■ **Written instruction**
Copy the records below exactly as they are written.

■ **Dataset extract**
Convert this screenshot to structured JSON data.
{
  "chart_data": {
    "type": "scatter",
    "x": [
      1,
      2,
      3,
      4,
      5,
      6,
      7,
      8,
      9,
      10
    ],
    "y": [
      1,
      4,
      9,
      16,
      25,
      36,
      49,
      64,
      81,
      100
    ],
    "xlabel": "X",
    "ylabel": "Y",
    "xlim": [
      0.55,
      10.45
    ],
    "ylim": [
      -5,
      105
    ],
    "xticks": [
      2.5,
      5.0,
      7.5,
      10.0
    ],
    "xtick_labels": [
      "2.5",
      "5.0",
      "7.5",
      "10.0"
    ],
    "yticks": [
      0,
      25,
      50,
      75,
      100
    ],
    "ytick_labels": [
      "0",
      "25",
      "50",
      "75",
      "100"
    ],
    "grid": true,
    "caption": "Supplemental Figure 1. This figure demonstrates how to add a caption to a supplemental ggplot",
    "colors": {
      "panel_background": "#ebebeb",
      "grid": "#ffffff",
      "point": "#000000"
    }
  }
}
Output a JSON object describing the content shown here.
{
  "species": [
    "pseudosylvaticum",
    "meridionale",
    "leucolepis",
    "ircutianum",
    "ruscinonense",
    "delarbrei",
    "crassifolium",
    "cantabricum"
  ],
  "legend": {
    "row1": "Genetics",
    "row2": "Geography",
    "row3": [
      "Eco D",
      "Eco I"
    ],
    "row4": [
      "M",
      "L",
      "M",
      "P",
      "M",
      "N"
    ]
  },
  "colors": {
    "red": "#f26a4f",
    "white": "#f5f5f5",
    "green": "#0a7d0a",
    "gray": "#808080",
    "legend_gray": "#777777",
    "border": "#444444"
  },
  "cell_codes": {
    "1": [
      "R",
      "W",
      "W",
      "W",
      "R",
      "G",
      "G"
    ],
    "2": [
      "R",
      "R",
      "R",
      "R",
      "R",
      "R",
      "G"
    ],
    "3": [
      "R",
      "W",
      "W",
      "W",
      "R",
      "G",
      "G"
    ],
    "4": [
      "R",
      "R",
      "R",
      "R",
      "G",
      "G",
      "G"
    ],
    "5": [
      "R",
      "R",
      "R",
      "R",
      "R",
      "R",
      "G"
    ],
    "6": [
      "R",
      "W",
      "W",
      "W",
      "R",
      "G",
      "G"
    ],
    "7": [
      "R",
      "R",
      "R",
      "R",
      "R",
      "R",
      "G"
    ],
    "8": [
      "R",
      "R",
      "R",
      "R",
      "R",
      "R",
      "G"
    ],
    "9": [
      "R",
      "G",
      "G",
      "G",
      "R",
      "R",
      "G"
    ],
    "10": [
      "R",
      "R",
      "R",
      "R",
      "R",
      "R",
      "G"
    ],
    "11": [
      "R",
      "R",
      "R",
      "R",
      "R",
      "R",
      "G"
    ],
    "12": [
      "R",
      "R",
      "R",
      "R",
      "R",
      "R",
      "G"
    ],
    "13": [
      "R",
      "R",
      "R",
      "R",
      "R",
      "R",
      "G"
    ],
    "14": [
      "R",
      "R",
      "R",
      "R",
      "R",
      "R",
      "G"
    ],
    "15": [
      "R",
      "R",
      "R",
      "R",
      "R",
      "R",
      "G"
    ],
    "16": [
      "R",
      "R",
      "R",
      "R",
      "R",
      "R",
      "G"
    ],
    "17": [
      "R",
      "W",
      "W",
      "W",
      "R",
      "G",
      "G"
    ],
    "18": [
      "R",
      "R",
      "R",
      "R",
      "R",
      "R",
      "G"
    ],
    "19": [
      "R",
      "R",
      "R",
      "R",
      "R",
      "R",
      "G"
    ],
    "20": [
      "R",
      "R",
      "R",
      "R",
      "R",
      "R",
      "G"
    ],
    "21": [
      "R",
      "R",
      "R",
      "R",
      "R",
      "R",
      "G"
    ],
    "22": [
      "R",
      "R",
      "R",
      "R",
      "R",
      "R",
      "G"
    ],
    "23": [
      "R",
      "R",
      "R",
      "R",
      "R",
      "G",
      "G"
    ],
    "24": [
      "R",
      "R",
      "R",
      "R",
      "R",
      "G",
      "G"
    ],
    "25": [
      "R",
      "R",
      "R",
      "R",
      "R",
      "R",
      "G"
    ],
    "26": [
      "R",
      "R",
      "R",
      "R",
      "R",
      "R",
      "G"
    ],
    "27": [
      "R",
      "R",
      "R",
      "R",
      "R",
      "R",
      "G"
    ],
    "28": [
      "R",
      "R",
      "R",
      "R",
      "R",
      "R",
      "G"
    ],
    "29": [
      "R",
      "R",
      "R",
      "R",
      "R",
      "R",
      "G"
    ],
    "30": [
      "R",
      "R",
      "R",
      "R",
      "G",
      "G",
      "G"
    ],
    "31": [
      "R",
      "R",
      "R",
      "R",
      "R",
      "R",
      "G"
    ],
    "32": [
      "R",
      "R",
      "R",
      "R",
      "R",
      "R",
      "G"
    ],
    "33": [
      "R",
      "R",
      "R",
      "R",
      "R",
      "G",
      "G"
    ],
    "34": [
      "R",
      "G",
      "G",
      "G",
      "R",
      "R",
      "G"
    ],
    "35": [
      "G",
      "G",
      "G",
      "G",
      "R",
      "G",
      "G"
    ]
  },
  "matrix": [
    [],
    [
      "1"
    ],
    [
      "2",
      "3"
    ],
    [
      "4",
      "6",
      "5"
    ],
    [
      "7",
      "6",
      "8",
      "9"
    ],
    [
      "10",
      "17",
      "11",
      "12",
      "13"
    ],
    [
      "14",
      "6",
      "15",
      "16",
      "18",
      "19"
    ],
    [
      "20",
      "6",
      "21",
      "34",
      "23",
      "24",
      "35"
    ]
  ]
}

■ **Task answer**
Convert this screenshot to structured JSON data.
{
  "chart_data": {
    "type": "scatter",
    "x": [
      1,
      2,
      3,
      4,
      5,
      6,
      7,
      8,
      9,
      10
    ],
    "y": [
      1,
      4,
      9,
      16,
      25,
      36,
      49,
      64,
      81,
      100
    ],
    "xlabel": "X",
    "ylabel": "Y",
    "xlim": [
      0.55,
      10.45
    ],
    "ylim": [
      -5,
      105
    ],
    "xticks": [
      2.5,
      5.0,
      7.5,
      10.0
    ],
    "xtick_labels": [
      "2.5",
      "5.0",
      "7.5",
      "10.0"
    ],
    "yticks": [
      0,
      25,
      50,
      75,
      100
    ],
    "ytick_labels": [
      "0",
      "25",
      "50",
      "75",
      "100"
    ],
    "grid": true,
    "caption": "Supplemental Figure 1. This figure demonstrates how to add a caption to a supplemental ggplot",
    "colors": {
      "panel_background": "#ebebeb",
      "grid": "#ffffff",
      "point": "#000000"
    }
  }
}
Output a JSON object describing the content shown here.
{
  "species": [
    "pseudosylvaticum",
    "meridionale",
    "leucolepis",
    "ircutianum",
    "ruscinonense",
    "delarbrei",
    "crassifolium",
    "cantabricum"
  ],
  "legend": {
    "row1": "Genetics",
    "row2": "Geography",
    "row3": [
      "Eco D",
      "Eco I"
    ],
    "row4": [
      "M",
      "L",
      "M",
      "P",
      "M",
      "N"
    ]
  },
  "colors": {
    "red": "#f26a4f",
    "white": "#f5f5f5",
    "green": "#0a7d0a",
    "gray": "#808080",
    "legend_gray": "#777777",
    "border": "#444444"
  },
  "cell_codes": {
    "1": [
      "R",
      "W",
      "W",
      "W",
      "R",
      "G",
      "G"
    ],
    "2": [
      "R",
      "R",
      "R",
      "R",
      "R",
      "R",
      "G"
    ],
    "3": [
      "R",
      "W",
      "W",
      "W",
      "R",
      "G",
      "G"
    ],
    "4": [
      "R",
      "R",
      "R",
      "R",
      "G",
      "G",
      "G"
    ],
    "5": [
      "R",
      "R",
      "R",
      "R",
      "R",
      "R",
      "G"
    ],
    "6": [
      "R",
      "W",
      "W",
      "W",
      "R",
      "G",
      "G"
    ],
    "7": [
      "R",
      "R",
      "R",
      "R",
      "R",
      "R",
      "G"
    ],
    "8": [
      "R",
      "R",
      "R",
      "R",
      "R",
      "R",
      "G"
    ],
    "9": [
      "R",
      "G",
      "G",
      "G",
      "R",
      "R",
      "G"
    ],
    "10": [
      "R",
      "R",
      "R",
      "R",
      "R",
      "R",
      "G"
    ],
    "11": [
      "R",
      "R",
      "R",
      "R",
      "R",
      "R",
      "G"
    ],
    "12": [
      "R",
      "R",
      "R",
      "R",
      "R",
      "R",
      "G"
    ],
    "13": [
      "R",
      "R",
      "R",
      "R",
      "R",
      "R",
      "G"
    ],
    "14": [
      "R",
      "R",
      "R",
      "R",
      "R",
      "R",
      "G"
    ],
    "15": [
      "R",
      "R",
      "R",
      "R",
      "R",
      "R",
      "G"
    ],
    "16": [
      "R",
      "R",
      "R",
      "R",
      "R",
      "R",
      "G"
    ],
    "17": [
      "R",
      "W",
      "W",
      "W",
      "R",
      "G",
      "G"
    ],
    "18": [
      "R",
      "R",
      "R",
      "R",
      "R",
      "R",
      "G"
    ],
    "19": [
      "R",
      "R",
      "R",
      "R",
      "R",
      "R",
      "G"
    ],
    "20": [
      "R",
      "R",
      "R",
      "R",
      "R",
      "R",
      "G"
    ],
    "21": [
      "R",
      "R",
      "R",
      "R",
      "R",
      "R",
      "G"
    ],
    "22": [
      "R",
      "R",
      "R",
      "R",
      "R",
      "R",
      "G"
    ],
    "23": [
      "R",
      "R",
      "R",
      "R",
      "R",
      "G",
      "G"
    ],
    "24": [
      "R",
      "R",
      "R",
      "R",
      "R",
      "G",
      "G"
    ],
    "25": [
      "R",
      "R",
      "R",
      "R",
      "R",
      "R",
      "G"
    ],
    "26": [
      "R",
      "R",
      "R",
      "R",
      "R",
      "R",
      "G"
    ],
    "27": [
      "R",
      "R",
      "R",
      "R",
      "R",
      "R",
      "G"
    ],
    "28": [
      "R",
      "R",
      "R",
      "R",
      "R",
      "R",
      "G"
    ],
    "29": [
      "R",
      "R",
      "R",
      "R",
      "R",
      "R",
      "G"
    ],
    "30": [
      "R",
      "R",
      "R",
      "R",
      "G",
      "G",
      "G"
    ],
    "31": [
      "R",
      "R",
      "R",
      "R",
      "R",
      "R",
      "G"
    ],
    "32": [
      "R",
      "R",
      "R",
      "R",
      "R",
      "R",
      "G"
    ],
    "33": [
      "R",
      "R",
      "R",
      "R",
      "R",
      "G",
      "G"
    ],
    "34": [
      "R",
      "G",
      "G",
      "G",
      "R",
      "R",
      "G"
    ],
    "35": [
      "G",
      "G",
      "G",
      "G",
      "R",
      "G",
      "G"
    ]
  },
  "matrix": [
    [],
    [
      "1"
    ],
    [
      "2",
      "3"
    ],
    [
      "4",
      "6",
      "5"
    ],
    [
      "7",
      "6",
      "8",
      "9"
    ],
    [
      "10",
      "17",
      "11",
      "12",
      "13"
    ],
    [
      "14",
      "6",
      "15",
      "16",
      "18",
      "19"
    ],
    [
      "20",
      "6",
      "21",
      "34",
      "23",
      "24",
      "35"
    ]
  ]
}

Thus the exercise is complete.